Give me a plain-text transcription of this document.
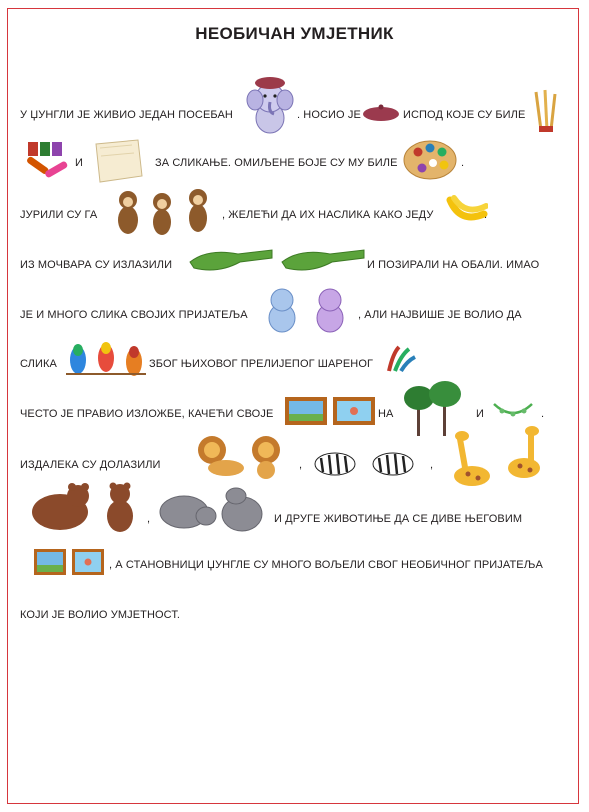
НЕОБИЧАН УМЈЕТНИК
У ЏУНГЛИ ЈЕ ЖИВИО ЈЕДАН ПОСЕБАН	. НОСИО ЈЕ	ИСПОД КОЈЕ СУ БИЛЕ
И	ЗА СЛИКАЊЕ. ОМИЉЕНЕ БОЈЕ СУ МУ БИЛЕ	.
ЈУРИЛИ СУ ГА	, ЖЕЛЕЋИ ДА ИХ НАСЛИКА КАКО ЈЕДУ	.
ИЗ МОЧВАРА СУ ИЗЛАЗИЛИ	И ПОЗИРАЛИ НА ОБАЛИ. ИМАО
ЈЕ И МНОГО СЛИКА СВОЈИХ ПРИЈАТЕЉА	, АЛИ НАЈВИШЕ ЈЕ ВОЛИО ДА
СЛИКА	ЗБОГ ЊИХОВОГ ПРЕЛИЈЕПОГ ШАРЕНОГ
ЧЕСТО ЈЕ ПРАВИО ИЗЛОЖБЕ, КАЧЕЋИ СВОЈЕ	НА	И	.
ИЗДАЛЕКА СУ ДОЛАЗИЛИ	,	,
,	И ДРУГЕ ЖИВОТИЊЕ ДА СЕ ДИВЕ ЊЕГОВИМ
, А СТАНОВНИЦИ ЏУНГЛЕ СУ МНОГО ВОЉЕЛИ СВОГ НЕОБИЧНОГ ПРИЈАТЕЉА
КОЈИ ЈЕ ВОЛИО УМЈЕТНОСТ.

************

— REQUIREMENTS —
Show each line of the data that contains the string "ПРИЈАТЕЉА".

— TASK OUTPUT —
ЈЕ И МНОГО СЛИКА СВОЈИХ ПРИЈАТЕЉА	, АЛИ НАЈВИШЕ ЈЕ ВОЛИО ДА
, А СТАНОВНИЦИ ЏУНГЛЕ СУ МНОГО ВОЉЕЛИ СВОГ НЕОБИЧНОГ ПРИЈАТЕЉА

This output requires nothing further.